• Written instruction: Set down all of the data that follows word for word, without the images.
————————
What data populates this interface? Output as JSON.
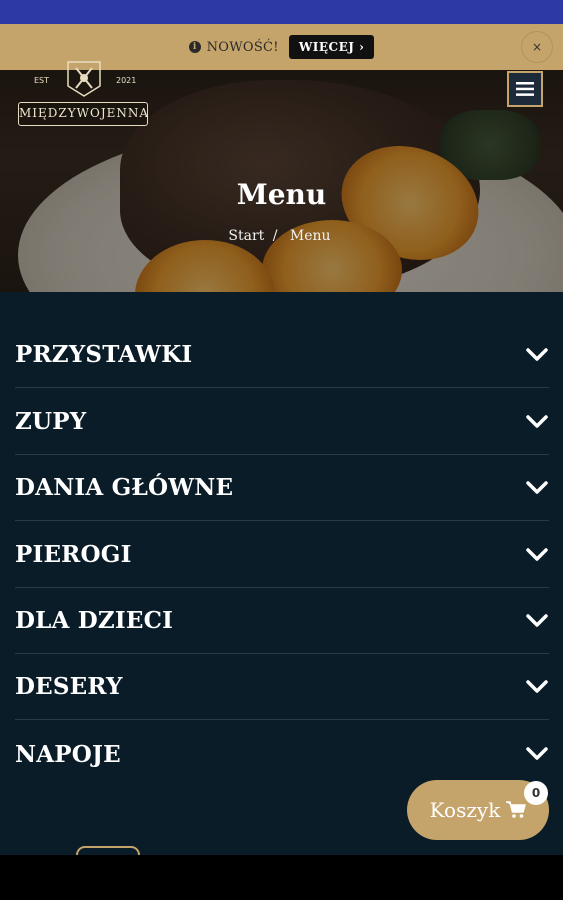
{
  "notice": {
    "icon": "info-icon",
    "text": "NOWOŚĆ!",
    "button_label": "WIĘCEJ ›",
    "close_label": "×"
  },
  "header": {
    "logo": {
      "est": "EST",
      "year": "2021",
      "name": "MIĘDZYWOJENNA"
    }
  },
  "hero": {
    "title": "Menu",
    "breadcrumb": {
      "home": "Start",
      "separator": "/",
      "current": "Menu"
    }
  },
  "menu": {
    "categories": [
      {
        "label": "PRZYSTAWKI"
      },
      {
        "label": "ZUPY"
      },
      {
        "label": "DANIA GŁÓWNE"
      },
      {
        "label": "PIEROGI"
      },
      {
        "label": "DLA DZIECI"
      },
      {
        "label": "DESERY"
      },
      {
        "label": "NAPOJE"
      }
    ]
  },
  "cart": {
    "label": "Koszyk",
    "count": "0"
  },
  "colors": {
    "accent": "#c5a46b",
    "menu_bg": "#0b1c29",
    "status_bar": "#2d3aa6"
  }
}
————————
• Answer to the problem:
What data populates this interface? Output as JSON.
{
  "notice": {
    "icon": "info-icon",
    "text": "NOWOŚĆ!",
    "button_label": "WIĘCEJ ›",
    "close_label": "×"
  },
  "header": {
    "logo": {
      "est": "EST",
      "year": "2021",
      "name": "MIĘDZYWOJENNA"
    }
  },
  "hero": {
    "title": "Menu",
    "breadcrumb": {
      "home": "Start",
      "separator": "/",
      "current": "Menu"
    }
  },
  "menu": {
    "categories": [
      {
        "label": "PRZYSTAWKI"
      },
      {
        "label": "ZUPY"
      },
      {
        "label": "DANIA GŁÓWNE"
      },
      {
        "label": "PIEROGI"
      },
      {
        "label": "DLA DZIECI"
      },
      {
        "label": "DESERY"
      },
      {
        "label": "NAPOJE"
      }
    ]
  },
  "cart": {
    "label": "Koszyk",
    "count": "0"
  },
  "colors": {
    "accent": "#c5a46b",
    "menu_bg": "#0b1c29",
    "status_bar": "#2d3aa6"
  }
}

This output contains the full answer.